* What is expected *
Go line by line through the records below. Copy whichever lines contain the string "Lohia".

========

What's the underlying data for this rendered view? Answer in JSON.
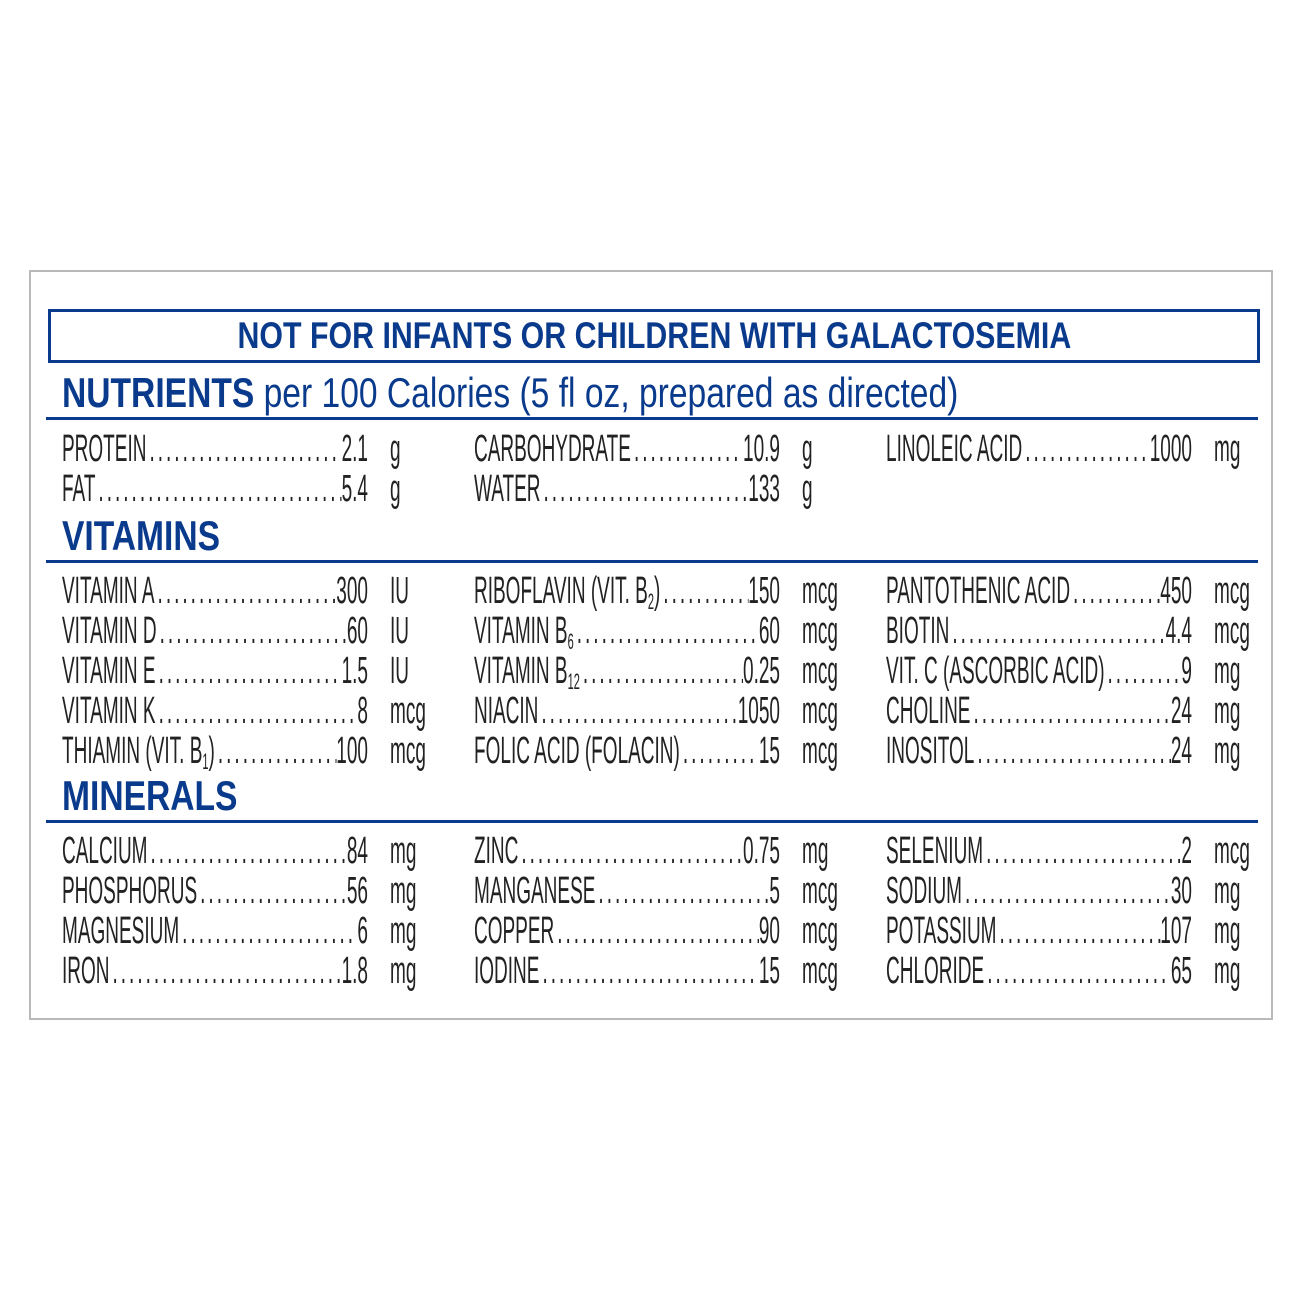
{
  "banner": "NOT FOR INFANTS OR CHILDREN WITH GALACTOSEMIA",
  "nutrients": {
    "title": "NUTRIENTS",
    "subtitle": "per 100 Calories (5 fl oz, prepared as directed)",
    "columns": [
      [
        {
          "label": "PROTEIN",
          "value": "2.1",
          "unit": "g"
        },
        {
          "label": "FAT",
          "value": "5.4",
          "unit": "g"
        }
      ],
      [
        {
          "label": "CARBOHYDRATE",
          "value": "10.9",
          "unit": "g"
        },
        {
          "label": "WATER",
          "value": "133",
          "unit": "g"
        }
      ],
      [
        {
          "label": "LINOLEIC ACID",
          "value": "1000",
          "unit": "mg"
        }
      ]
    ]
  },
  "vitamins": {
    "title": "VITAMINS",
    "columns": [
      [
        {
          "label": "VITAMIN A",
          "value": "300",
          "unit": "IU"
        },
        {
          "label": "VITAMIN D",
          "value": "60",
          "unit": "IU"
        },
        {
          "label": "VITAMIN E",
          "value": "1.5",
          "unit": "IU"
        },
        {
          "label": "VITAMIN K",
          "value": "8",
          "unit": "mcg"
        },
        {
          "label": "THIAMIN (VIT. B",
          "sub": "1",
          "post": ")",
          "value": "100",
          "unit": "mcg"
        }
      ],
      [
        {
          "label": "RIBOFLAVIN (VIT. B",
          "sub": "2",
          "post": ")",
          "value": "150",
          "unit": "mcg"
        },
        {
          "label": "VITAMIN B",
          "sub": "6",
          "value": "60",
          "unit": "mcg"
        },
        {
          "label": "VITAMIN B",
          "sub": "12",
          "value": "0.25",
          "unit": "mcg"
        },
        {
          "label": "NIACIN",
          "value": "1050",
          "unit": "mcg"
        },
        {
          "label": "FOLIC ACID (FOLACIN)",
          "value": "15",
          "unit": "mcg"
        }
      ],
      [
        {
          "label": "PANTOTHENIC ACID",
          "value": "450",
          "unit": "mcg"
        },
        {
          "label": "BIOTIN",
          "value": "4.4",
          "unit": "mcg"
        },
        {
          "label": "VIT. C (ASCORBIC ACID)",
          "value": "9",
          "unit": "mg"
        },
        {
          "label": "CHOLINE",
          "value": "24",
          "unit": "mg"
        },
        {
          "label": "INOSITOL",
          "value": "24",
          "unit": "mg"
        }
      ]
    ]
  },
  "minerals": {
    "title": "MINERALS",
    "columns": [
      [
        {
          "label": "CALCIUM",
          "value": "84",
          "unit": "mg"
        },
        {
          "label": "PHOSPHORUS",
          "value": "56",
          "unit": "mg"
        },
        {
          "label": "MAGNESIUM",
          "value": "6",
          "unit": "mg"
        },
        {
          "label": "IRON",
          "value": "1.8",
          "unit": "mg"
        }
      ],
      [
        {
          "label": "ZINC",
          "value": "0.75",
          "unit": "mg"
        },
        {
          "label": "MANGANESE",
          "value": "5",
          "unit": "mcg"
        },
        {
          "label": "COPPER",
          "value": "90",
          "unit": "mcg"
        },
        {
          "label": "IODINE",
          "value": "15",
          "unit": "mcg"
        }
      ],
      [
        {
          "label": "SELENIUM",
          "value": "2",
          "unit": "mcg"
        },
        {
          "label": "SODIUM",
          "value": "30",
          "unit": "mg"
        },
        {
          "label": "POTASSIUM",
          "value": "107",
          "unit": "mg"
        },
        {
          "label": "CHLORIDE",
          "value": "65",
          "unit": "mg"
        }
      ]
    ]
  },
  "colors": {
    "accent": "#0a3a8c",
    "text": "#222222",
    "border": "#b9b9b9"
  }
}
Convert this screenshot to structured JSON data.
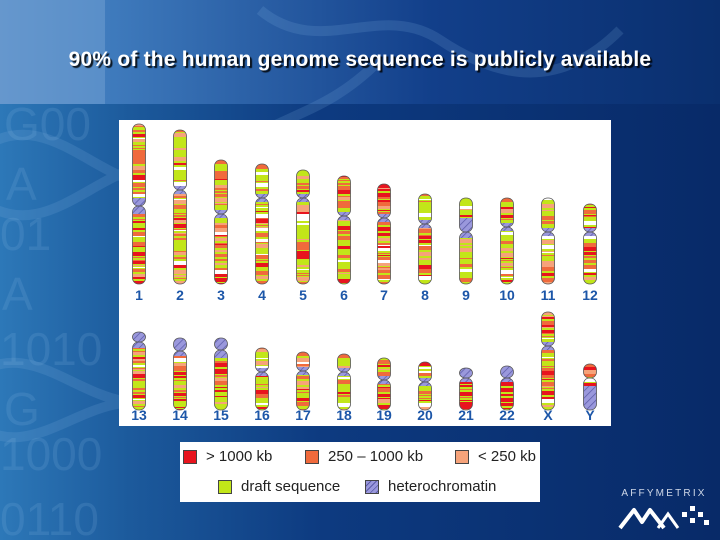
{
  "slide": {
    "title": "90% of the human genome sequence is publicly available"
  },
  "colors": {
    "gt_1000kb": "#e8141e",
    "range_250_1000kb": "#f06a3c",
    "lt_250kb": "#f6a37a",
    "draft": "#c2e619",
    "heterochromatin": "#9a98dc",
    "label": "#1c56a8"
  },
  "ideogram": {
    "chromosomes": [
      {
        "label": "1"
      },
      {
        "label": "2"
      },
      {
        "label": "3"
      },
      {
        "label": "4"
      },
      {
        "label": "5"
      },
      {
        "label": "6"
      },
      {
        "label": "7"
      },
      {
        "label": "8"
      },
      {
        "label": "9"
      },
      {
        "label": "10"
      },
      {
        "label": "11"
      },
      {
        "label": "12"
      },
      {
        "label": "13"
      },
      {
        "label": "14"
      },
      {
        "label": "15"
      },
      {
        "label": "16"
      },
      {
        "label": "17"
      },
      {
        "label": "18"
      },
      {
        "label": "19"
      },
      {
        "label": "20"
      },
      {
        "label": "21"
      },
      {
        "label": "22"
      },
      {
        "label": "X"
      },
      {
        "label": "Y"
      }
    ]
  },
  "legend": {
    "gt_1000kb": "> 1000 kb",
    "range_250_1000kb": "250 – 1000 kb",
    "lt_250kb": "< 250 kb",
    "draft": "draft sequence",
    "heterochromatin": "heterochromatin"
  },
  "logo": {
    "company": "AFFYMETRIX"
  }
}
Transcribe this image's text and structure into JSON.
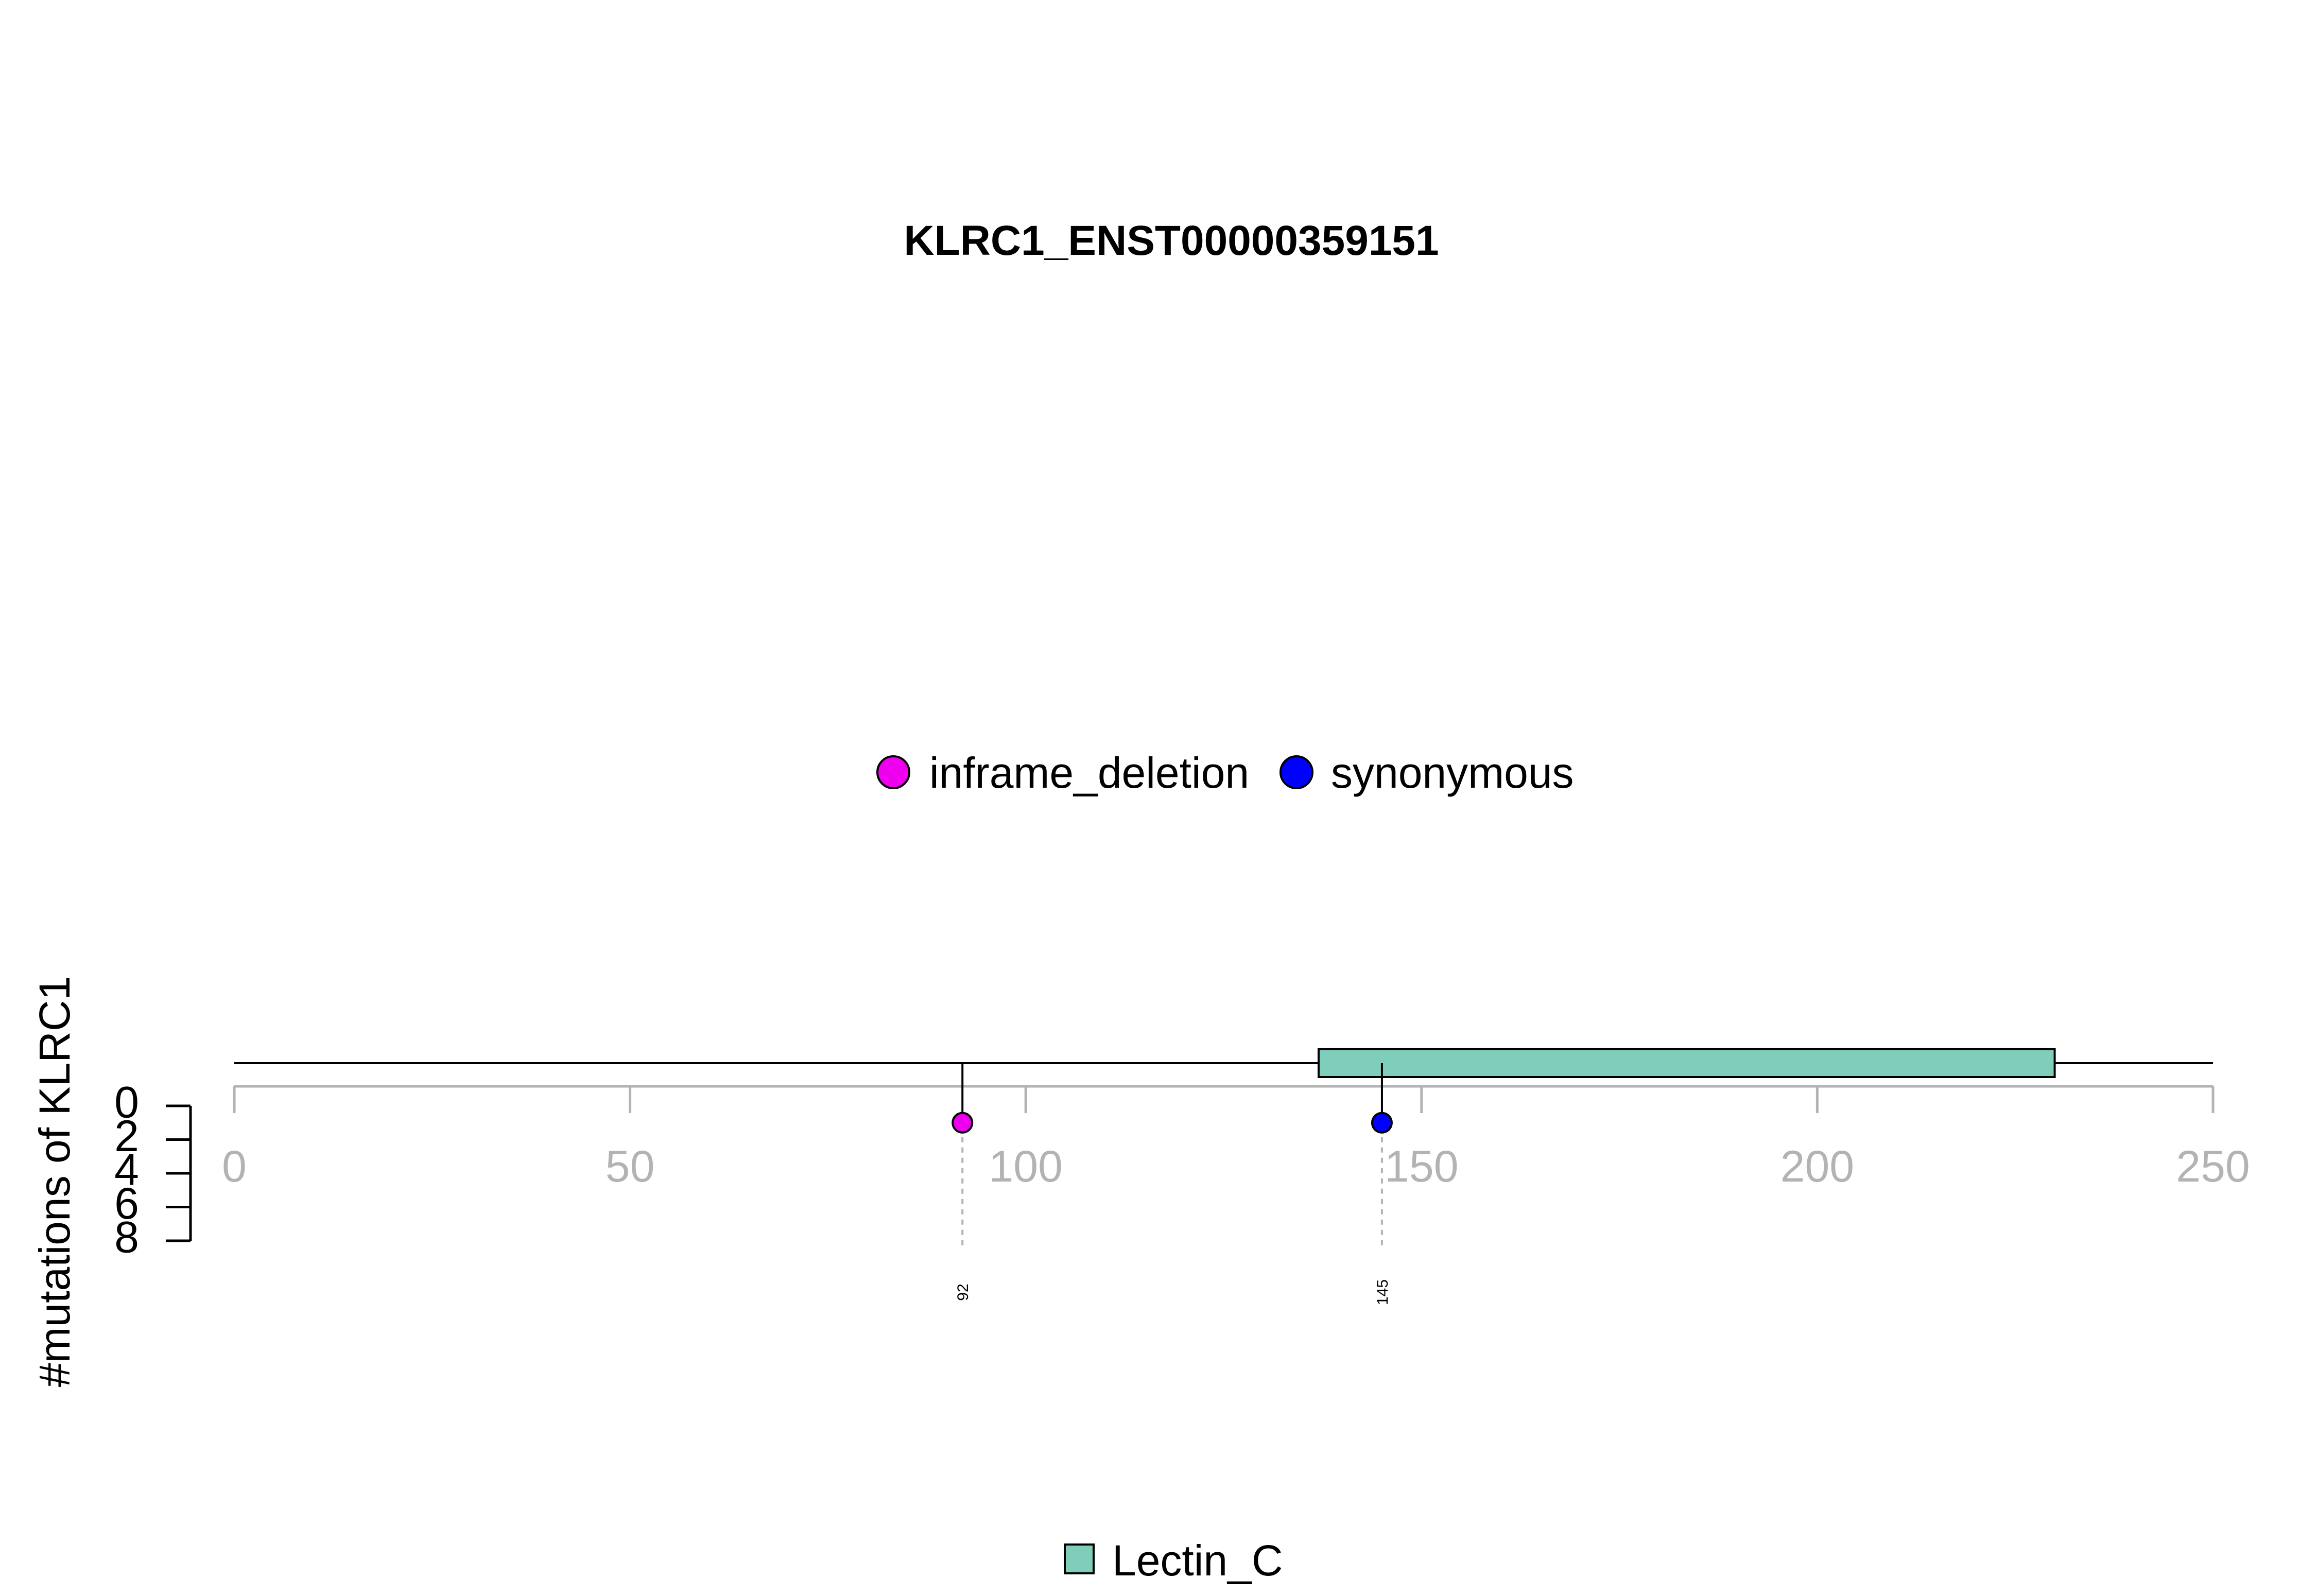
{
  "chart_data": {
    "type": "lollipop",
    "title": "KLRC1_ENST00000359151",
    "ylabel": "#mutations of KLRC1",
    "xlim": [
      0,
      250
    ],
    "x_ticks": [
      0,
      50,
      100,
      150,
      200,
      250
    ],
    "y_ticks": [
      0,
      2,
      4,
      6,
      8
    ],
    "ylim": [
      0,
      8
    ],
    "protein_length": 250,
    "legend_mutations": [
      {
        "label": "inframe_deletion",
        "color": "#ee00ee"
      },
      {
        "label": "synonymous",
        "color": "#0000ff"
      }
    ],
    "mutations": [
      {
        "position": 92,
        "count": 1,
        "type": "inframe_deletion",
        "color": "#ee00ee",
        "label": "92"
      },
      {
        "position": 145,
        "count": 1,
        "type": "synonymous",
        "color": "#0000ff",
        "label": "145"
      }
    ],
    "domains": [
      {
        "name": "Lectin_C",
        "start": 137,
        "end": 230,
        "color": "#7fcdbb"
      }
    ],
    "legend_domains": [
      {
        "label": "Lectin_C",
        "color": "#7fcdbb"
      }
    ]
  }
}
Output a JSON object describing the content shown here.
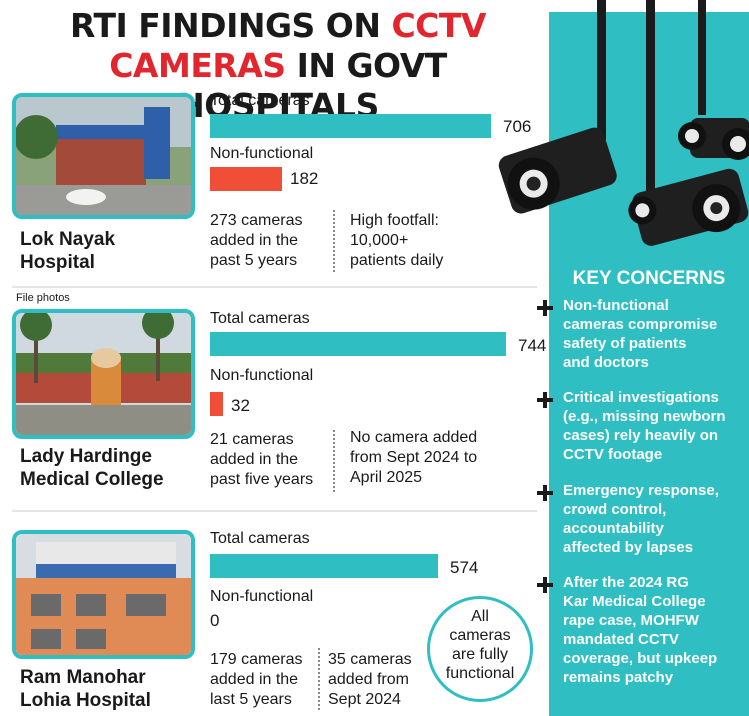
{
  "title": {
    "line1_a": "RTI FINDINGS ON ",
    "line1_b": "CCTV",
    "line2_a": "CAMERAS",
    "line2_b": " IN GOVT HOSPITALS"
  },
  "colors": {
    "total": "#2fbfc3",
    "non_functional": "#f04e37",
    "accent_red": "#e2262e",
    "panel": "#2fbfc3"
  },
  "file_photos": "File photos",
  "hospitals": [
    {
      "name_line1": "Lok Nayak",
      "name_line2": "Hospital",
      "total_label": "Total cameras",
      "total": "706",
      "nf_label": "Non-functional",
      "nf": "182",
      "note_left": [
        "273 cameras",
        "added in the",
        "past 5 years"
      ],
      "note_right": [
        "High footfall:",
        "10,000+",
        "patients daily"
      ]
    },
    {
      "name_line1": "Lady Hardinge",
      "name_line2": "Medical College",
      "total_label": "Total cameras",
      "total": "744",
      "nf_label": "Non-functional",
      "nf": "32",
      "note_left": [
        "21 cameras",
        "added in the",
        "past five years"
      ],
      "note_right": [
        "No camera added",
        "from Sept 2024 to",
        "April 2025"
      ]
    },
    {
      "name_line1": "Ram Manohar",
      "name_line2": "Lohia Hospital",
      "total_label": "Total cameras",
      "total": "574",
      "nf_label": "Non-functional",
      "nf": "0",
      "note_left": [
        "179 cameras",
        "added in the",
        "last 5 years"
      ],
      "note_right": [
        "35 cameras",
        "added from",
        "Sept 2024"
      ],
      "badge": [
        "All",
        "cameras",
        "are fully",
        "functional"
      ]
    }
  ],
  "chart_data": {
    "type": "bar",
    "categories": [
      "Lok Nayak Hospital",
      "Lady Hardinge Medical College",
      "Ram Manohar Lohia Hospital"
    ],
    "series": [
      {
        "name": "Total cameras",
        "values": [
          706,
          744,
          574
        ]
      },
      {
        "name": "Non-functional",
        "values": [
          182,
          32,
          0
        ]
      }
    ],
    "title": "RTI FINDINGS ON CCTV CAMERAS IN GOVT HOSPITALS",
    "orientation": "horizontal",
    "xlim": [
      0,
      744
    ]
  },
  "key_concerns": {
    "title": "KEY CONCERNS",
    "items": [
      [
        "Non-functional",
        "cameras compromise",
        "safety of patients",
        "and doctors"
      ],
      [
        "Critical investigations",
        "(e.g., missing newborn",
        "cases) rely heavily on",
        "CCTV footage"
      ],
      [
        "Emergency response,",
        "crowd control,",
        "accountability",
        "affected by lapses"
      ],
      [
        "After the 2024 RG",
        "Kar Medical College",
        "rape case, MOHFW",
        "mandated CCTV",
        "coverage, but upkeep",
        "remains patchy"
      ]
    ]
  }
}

========

* Answer space *
      "name_line2": "Lohia Hospital",
      "Ram Manohar Lohia Hospital"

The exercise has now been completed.